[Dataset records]
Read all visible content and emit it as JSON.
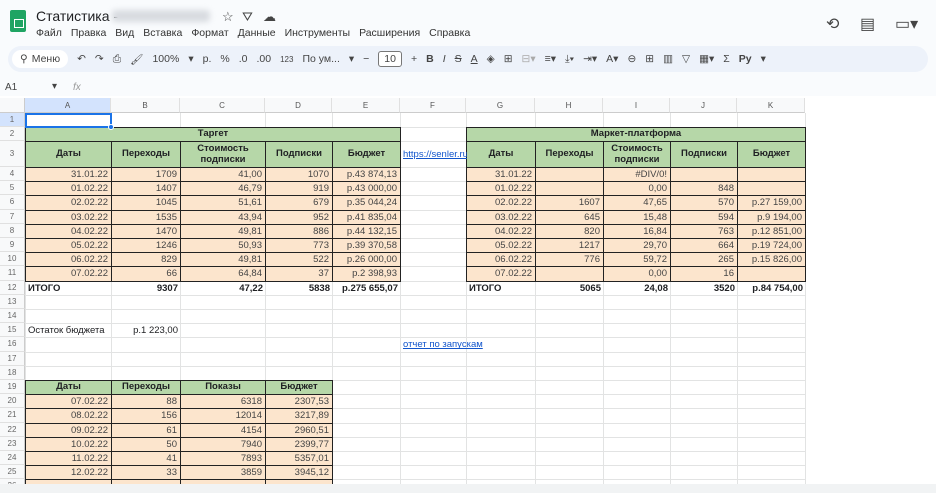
{
  "app": {
    "title": "Статистика -",
    "menu": [
      "Файл",
      "Правка",
      "Вид",
      "Вставка",
      "Формат",
      "Данные",
      "Инструменты",
      "Расширения",
      "Справка"
    ]
  },
  "toolbar": {
    "search": "Меню",
    "zoom": "100%",
    "currency": "р.",
    "percent": "%",
    "dec_less": ".0",
    "dec_more": ".00",
    "format123": "123",
    "font": "По ум...",
    "font_size": "10",
    "input_tools": "Ру"
  },
  "formula_bar": {
    "cell_ref": "A1",
    "fx": "fx"
  },
  "columns": [
    "A",
    "B",
    "C",
    "D",
    "E",
    "F",
    "G",
    "H",
    "I",
    "J",
    "K"
  ],
  "target": {
    "title": "Таргет",
    "headers": [
      "Даты",
      "Переходы",
      "Стоимость подписки",
      "Подписки",
      "Бюджет"
    ],
    "rows": [
      [
        "31.01.22",
        "1709",
        "41,00",
        "1070",
        "р.43 874,13"
      ],
      [
        "01.02.22",
        "1407",
        "46,79",
        "919",
        "р.43 000,00"
      ],
      [
        "02.02.22",
        "1045",
        "51,61",
        "679",
        "р.35 044,24"
      ],
      [
        "03.02.22",
        "1535",
        "43,94",
        "952",
        "р.41 835,04"
      ],
      [
        "04.02.22",
        "1470",
        "49,81",
        "886",
        "р.44 132,15"
      ],
      [
        "05.02.22",
        "1246",
        "50,93",
        "773",
        "р.39 370,58"
      ],
      [
        "06.02.22",
        "829",
        "49,81",
        "522",
        "р.26 000,00"
      ],
      [
        "07.02.22",
        "66",
        "64,84",
        "37",
        "р.2 398,93"
      ]
    ],
    "total": [
      "ИТОГО",
      "9307",
      "47,22",
      "5838",
      "р.275 655,07"
    ]
  },
  "market": {
    "title": "Маркет-платформа",
    "headers": [
      "Даты",
      "Переходы",
      "Стоимость подписки",
      "Подписки",
      "Бюджет"
    ],
    "rows": [
      [
        "31.01.22",
        "",
        "#DIV/0!",
        "",
        ""
      ],
      [
        "01.02.22",
        "",
        "0,00",
        "848",
        ""
      ],
      [
        "02.02.22",
        "1607",
        "47,65",
        "570",
        "р.27 159,00"
      ],
      [
        "03.02.22",
        "645",
        "15,48",
        "594",
        "р.9 194,00"
      ],
      [
        "04.02.22",
        "820",
        "16,84",
        "763",
        "р.12 851,00"
      ],
      [
        "05.02.22",
        "1217",
        "29,70",
        "664",
        "р.19 724,00"
      ],
      [
        "06.02.22",
        "776",
        "59,72",
        "265",
        "р.15 826,00"
      ],
      [
        "07.02.22",
        "",
        "0,00",
        "16",
        ""
      ]
    ],
    "total": [
      "ИТОГО",
      "5065",
      "24,08",
      "3520",
      "р.84 754,00"
    ]
  },
  "link1": "https://senler.ru/",
  "link2": "отчет по запускам",
  "budget_left": {
    "label": "Остаток бюджета",
    "value": "р.1 223,00"
  },
  "ads": {
    "headers": [
      "Даты",
      "Переходы",
      "Показы",
      "Бюджет"
    ],
    "rows": [
      [
        "07.02.22",
        "88",
        "6318",
        "2307,53"
      ],
      [
        "08.02.22",
        "156",
        "12014",
        "3217,89"
      ],
      [
        "09.02.22",
        "61",
        "4154",
        "2960,51"
      ],
      [
        "10.02.22",
        "50",
        "7940",
        "2399,77"
      ],
      [
        "11.02.22",
        "41",
        "7893",
        "5357,01"
      ],
      [
        "12.02.22",
        "33",
        "3859",
        "3945,12"
      ]
    ]
  },
  "colors": {
    "header_green": "#b6d7a8",
    "data_peach": "#fce5cd",
    "link": "#1155cc"
  }
}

# [Exercise details]
Skipping the pictures, transcribe each line above exactly as it appears.

# [Output of the exercise]
Read all visible content and emit it as JSON.
{
  "app": {
    "title": "Статистика -",
    "menu": [
      "Файл",
      "Правка",
      "Вид",
      "Вставка",
      "Формат",
      "Данные",
      "Инструменты",
      "Расширения",
      "Справка"
    ]
  },
  "toolbar": {
    "search": "Меню",
    "zoom": "100%",
    "currency": "р.",
    "percent": "%",
    "dec_less": ".0",
    "dec_more": ".00",
    "format123": "123",
    "font": "По ум...",
    "font_size": "10",
    "input_tools": "Ру"
  },
  "formula_bar": {
    "cell_ref": "A1",
    "fx": "fx"
  },
  "columns": [
    "A",
    "B",
    "C",
    "D",
    "E",
    "F",
    "G",
    "H",
    "I",
    "J",
    "K"
  ],
  "target": {
    "title": "Таргет",
    "headers": [
      "Даты",
      "Переходы",
      "Стоимость подписки",
      "Подписки",
      "Бюджет"
    ],
    "rows": [
      [
        "31.01.22",
        "1709",
        "41,00",
        "1070",
        "р.43 874,13"
      ],
      [
        "01.02.22",
        "1407",
        "46,79",
        "919",
        "р.43 000,00"
      ],
      [
        "02.02.22",
        "1045",
        "51,61",
        "679",
        "р.35 044,24"
      ],
      [
        "03.02.22",
        "1535",
        "43,94",
        "952",
        "р.41 835,04"
      ],
      [
        "04.02.22",
        "1470",
        "49,81",
        "886",
        "р.44 132,15"
      ],
      [
        "05.02.22",
        "1246",
        "50,93",
        "773",
        "р.39 370,58"
      ],
      [
        "06.02.22",
        "829",
        "49,81",
        "522",
        "р.26 000,00"
      ],
      [
        "07.02.22",
        "66",
        "64,84",
        "37",
        "р.2 398,93"
      ]
    ],
    "total": [
      "ИТОГО",
      "9307",
      "47,22",
      "5838",
      "р.275 655,07"
    ]
  },
  "market": {
    "title": "Маркет-платформа",
    "headers": [
      "Даты",
      "Переходы",
      "Стоимость подписки",
      "Подписки",
      "Бюджет"
    ],
    "rows": [
      [
        "31.01.22",
        "",
        "#DIV/0!",
        "",
        ""
      ],
      [
        "01.02.22",
        "",
        "0,00",
        "848",
        ""
      ],
      [
        "02.02.22",
        "1607",
        "47,65",
        "570",
        "р.27 159,00"
      ],
      [
        "03.02.22",
        "645",
        "15,48",
        "594",
        "р.9 194,00"
      ],
      [
        "04.02.22",
        "820",
        "16,84",
        "763",
        "р.12 851,00"
      ],
      [
        "05.02.22",
        "1217",
        "29,70",
        "664",
        "р.19 724,00"
      ],
      [
        "06.02.22",
        "776",
        "59,72",
        "265",
        "р.15 826,00"
      ],
      [
        "07.02.22",
        "",
        "0,00",
        "16",
        ""
      ]
    ],
    "total": [
      "ИТОГО",
      "5065",
      "24,08",
      "3520",
      "р.84 754,00"
    ]
  },
  "link1": "https://senler.ru/",
  "link2": "отчет по запускам",
  "budget_left": {
    "label": "Остаток бюджета",
    "value": "р.1 223,00"
  },
  "ads": {
    "headers": [
      "Даты",
      "Переходы",
      "Показы",
      "Бюджет"
    ],
    "rows": [
      [
        "07.02.22",
        "88",
        "6318",
        "2307,53"
      ],
      [
        "08.02.22",
        "156",
        "12014",
        "3217,89"
      ],
      [
        "09.02.22",
        "61",
        "4154",
        "2960,51"
      ],
      [
        "10.02.22",
        "50",
        "7940",
        "2399,77"
      ],
      [
        "11.02.22",
        "41",
        "7893",
        "5357,01"
      ],
      [
        "12.02.22",
        "33",
        "3859",
        "3945,12"
      ]
    ]
  },
  "colors": {
    "header_green": "#b6d7a8",
    "data_peach": "#fce5cd",
    "link": "#1155cc"
  }
}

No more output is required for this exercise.